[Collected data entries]
━━━━━━━━━━━━━━━━

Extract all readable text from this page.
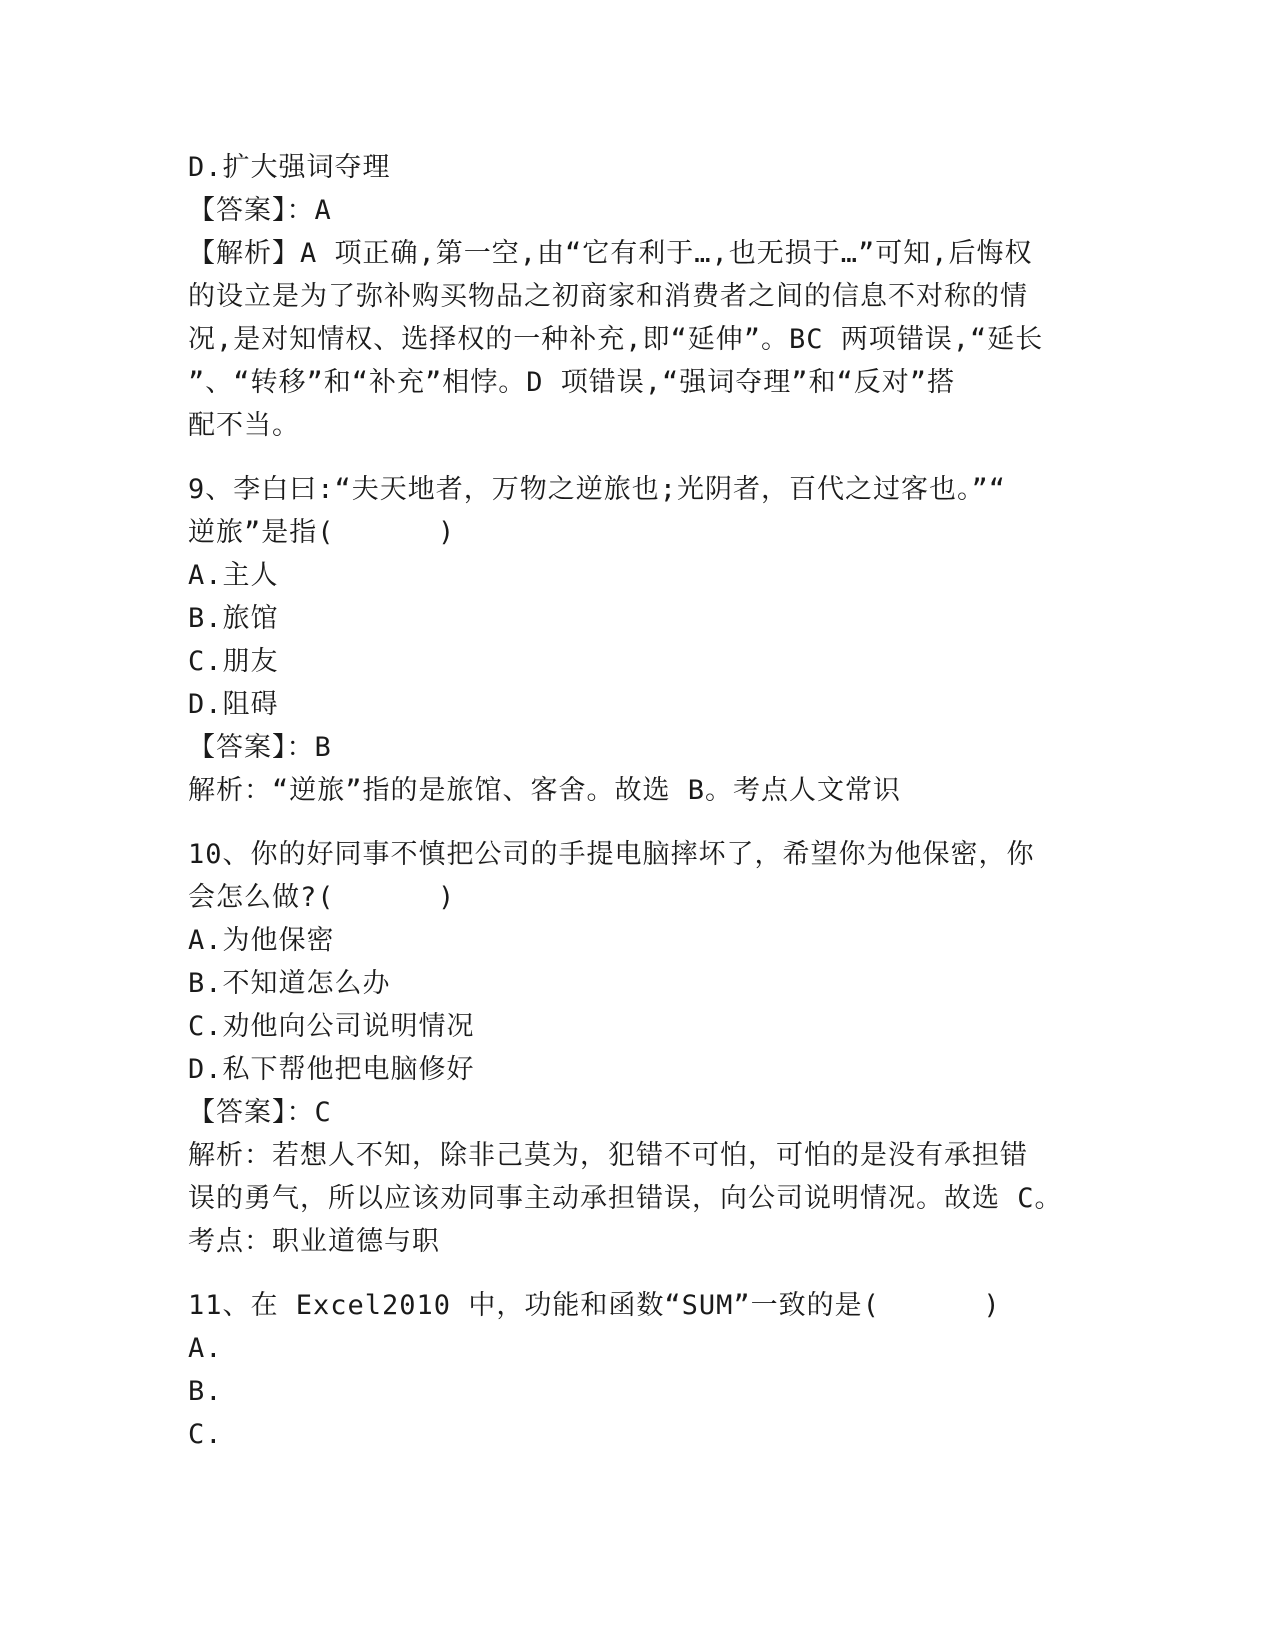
D.扩大强词夺理
【答案】：A
【解析】A 项正确,第一空,由“它有利于…,也无损于…”可知,后悔权
的设立是为了弥补购买物品之初商家和消费者之间的信息不对称的情
况,是对知情权、选择权的一种补充,即“延伸”。BC 两项错误,“延长
”、“转移”和“补充”相悖。D 项错误,“强词夺理”和“反对”搭
配不当。
9、李白曰:“夫天地者，万物之逆旅也;光阴者，百代之过客也。”“
逆旅”是指(      )
A.主人
B.旅馆
C.朋友
D.阻碍
【答案】：B
解析：“逆旅”指的是旅馆、客舍。故选 B。考点人文常识
10、你的好同事不慎把公司的手提电脑摔坏了，希望你为他保密，你
会怎么做?(      )
A.为他保密
B.不知道怎么办
C.劝他向公司说明情况
D.私下帮他把电脑修好
【答案】：C
解析：若想人不知，除非己莫为，犯错不可怕，可怕的是没有承担错
误的勇气，所以应该劝同事主动承担错误，向公司说明情况。故选 C。
考点：职业道德与职
11、在 Excel2010 中，功能和函数“SUM”一致的是(      )
A.
B.
C.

━━━━━━━━━━━━━━━━

[Requirements] Transcribe all the data word for word; the images stay out.

[Solution]
Extract all readable text from this page.
D.扩大强词夺理
【答案】：A
【解析】A 项正确,第一空,由“它有利于…,也无损于…”可知,后悔权
的设立是为了弥补购买物品之初商家和消费者之间的信息不对称的情
况,是对知情权、选择权的一种补充,即“延伸”。BC 两项错误,“延长
”、“转移”和“补充”相悖。D 项错误,“强词夺理”和“反对”搭
配不当。
9、李白曰:“夫天地者，万物之逆旅也;光阴者，百代之过客也。”“
逆旅”是指(      )
A.主人
B.旅馆
C.朋友
D.阻碍
【答案】：B
解析：“逆旅”指的是旅馆、客舍。故选 B。考点人文常识
10、你的好同事不慎把公司的手提电脑摔坏了，希望你为他保密，你
会怎么做?(      )
A.为他保密
B.不知道怎么办
C.劝他向公司说明情况
D.私下帮他把电脑修好
【答案】：C
解析：若想人不知，除非己莫为，犯错不可怕，可怕的是没有承担错
误的勇气，所以应该劝同事主动承担错误，向公司说明情况。故选 C。
考点：职业道德与职
11、在 Excel2010 中，功能和函数“SUM”一致的是(      )
A.
B.
C.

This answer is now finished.